[Start DATA ENTRIES]

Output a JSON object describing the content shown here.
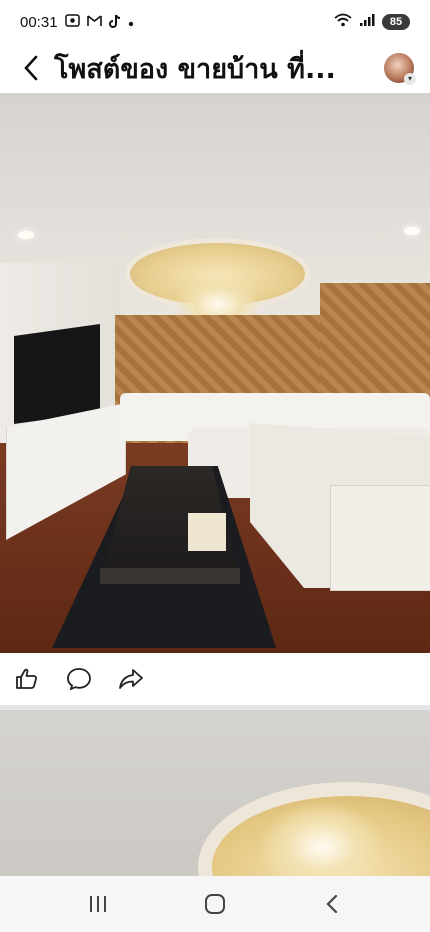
{
  "status_bar": {
    "time": "00:31",
    "app_icons": [
      "screen-record-icon",
      "gmail-icon",
      "tiktok-icon",
      "dot-icon"
    ],
    "right_icons": [
      "wifi-icon",
      "signal-icon"
    ],
    "battery_level": "85"
  },
  "header": {
    "title": "โพสต์ของ ขายบ้าน ที่...",
    "back_icon": "chevron-left-icon",
    "avatar_icon": "avatar-icon"
  },
  "post": {
    "photo1_desc_icon": "living-room-photo",
    "actions": [
      "like-icon",
      "comment-icon",
      "share-icon"
    ],
    "photo2_desc_icon": "ceiling-photo"
  },
  "nav_bar": [
    "recent-apps-icon",
    "home-icon",
    "back-icon"
  ],
  "colors": {
    "battery_bg": "#3a3a3a",
    "divider": "#e5e5e8",
    "nav_bg": "#f6f6f7"
  }
}
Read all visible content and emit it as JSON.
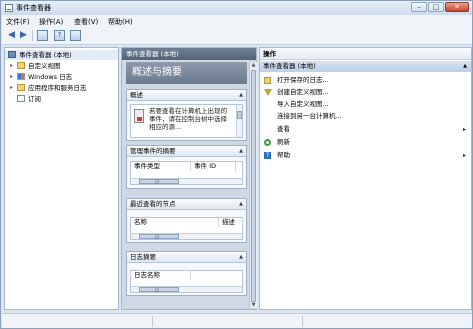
{
  "window": {
    "title": "事件查看器"
  },
  "menu": [
    "文件(F)",
    "操作(A)",
    "查看(V)",
    "帮助(H)"
  ],
  "tree": {
    "root": "事件查看器 (本地)",
    "items": [
      "自定义视图",
      "Windows 日志",
      "应用程序和服务日志",
      "订阅"
    ]
  },
  "middle": {
    "header": "事件查看器 (本地)",
    "banner": "概述与摘要",
    "overview": {
      "title": "概述",
      "text": "若要查看在计算机上出现的事件，请在控制台树中选择相应的源..."
    },
    "summary": {
      "title": "管理事件的摘要",
      "columns": [
        "事件类型",
        "事件 ID"
      ]
    },
    "recent": {
      "title": "最近查看的节点",
      "columns": [
        "名称",
        "描述"
      ]
    },
    "logs": {
      "title": "日志摘要",
      "columns": [
        "日志名称"
      ]
    }
  },
  "actions": {
    "header": "操作",
    "section": "事件查看器 (本地)",
    "items": [
      {
        "label": "打开保存的日志...",
        "icon": "open-log-icon",
        "arrow": false
      },
      {
        "label": "创建自定义视图...",
        "icon": "filter-icon",
        "arrow": false
      },
      {
        "label": "导入自定义视图...",
        "icon": "",
        "arrow": false
      },
      {
        "label": "连接到另一台计算机...",
        "icon": "",
        "arrow": false
      },
      {
        "label": "查看",
        "icon": "",
        "arrow": true
      },
      {
        "label": "刷新",
        "icon": "refresh-icon",
        "arrow": false
      },
      {
        "label": "帮助",
        "icon": "help-icon",
        "arrow": true
      }
    ]
  },
  "icons": {
    "help_glyph": "?",
    "arrow": "▸",
    "collapse": "▲",
    "back": "◀",
    "forward": "▶"
  }
}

[End DATA ENTRIES]

◆ GIVEN REQUEST ◆
Omit the pictures, then quote the rest of the material above exactly.

◆ CORRECT RESPONSE ◆
Output a JSON object describing the content shown here.
{
  "status_bar": {
    "time": "00:31",
    "app_icons": [
      "screen-record-icon",
      "gmail-icon",
      "tiktok-icon",
      "dot-icon"
    ],
    "right_icons": [
      "wifi-icon",
      "signal-icon"
    ],
    "battery_level": "85"
  },
  "header": {
    "title": "โพสต์ของ ขายบ้าน ที่...",
    "back_icon": "chevron-left-icon",
    "avatar_icon": "avatar-icon"
  },
  "post": {
    "photo1_desc_icon": "living-room-photo",
    "actions": [
      "like-icon",
      "comment-icon",
      "share-icon"
    ],
    "photo2_desc_icon": "ceiling-photo"
  },
  "nav_bar": [
    "recent-apps-icon",
    "home-icon",
    "back-icon"
  ],
  "colors": {
    "battery_bg": "#3a3a3a",
    "divider": "#e5e5e8",
    "nav_bg": "#f6f6f7"
  }
}
Read all visible content and emit it as JSON.
{
  "window": {
    "title": "事件查看器"
  },
  "menu": [
    "文件(F)",
    "操作(A)",
    "查看(V)",
    "帮助(H)"
  ],
  "tree": {
    "root": "事件查看器 (本地)",
    "items": [
      "自定义视图",
      "Windows 日志",
      "应用程序和服务日志",
      "订阅"
    ]
  },
  "middle": {
    "header": "事件查看器 (本地)",
    "banner": "概述与摘要",
    "overview": {
      "title": "概述",
      "text": "若要查看在计算机上出现的事件，请在控制台树中选择相应的源..."
    },
    "summary": {
      "title": "管理事件的摘要",
      "columns": [
        "事件类型",
        "事件 ID"
      ]
    },
    "recent": {
      "title": "最近查看的节点",
      "columns": [
        "名称",
        "描述"
      ]
    },
    "logs": {
      "title": "日志摘要",
      "columns": [
        "日志名称"
      ]
    }
  },
  "actions": {
    "header": "操作",
    "section": "事件查看器 (本地)",
    "items": [
      {
        "label": "打开保存的日志...",
        "icon": "open-log-icon",
        "arrow": false
      },
      {
        "label": "创建自定义视图...",
        "icon": "filter-icon",
        "arrow": false
      },
      {
        "label": "导入自定义视图...",
        "icon": "",
        "arrow": false
      },
      {
        "label": "连接到另一台计算机...",
        "icon": "",
        "arrow": false
      },
      {
        "label": "查看",
        "icon": "",
        "arrow": true
      },
      {
        "label": "刷新",
        "icon": "refresh-icon",
        "arrow": false
      },
      {
        "label": "帮助",
        "icon": "help-icon",
        "arrow": true
      }
    ]
  },
  "icons": {
    "help_glyph": "?",
    "arrow": "▸",
    "collapse": "▲",
    "back": "◀",
    "forward": "▶"
  }
}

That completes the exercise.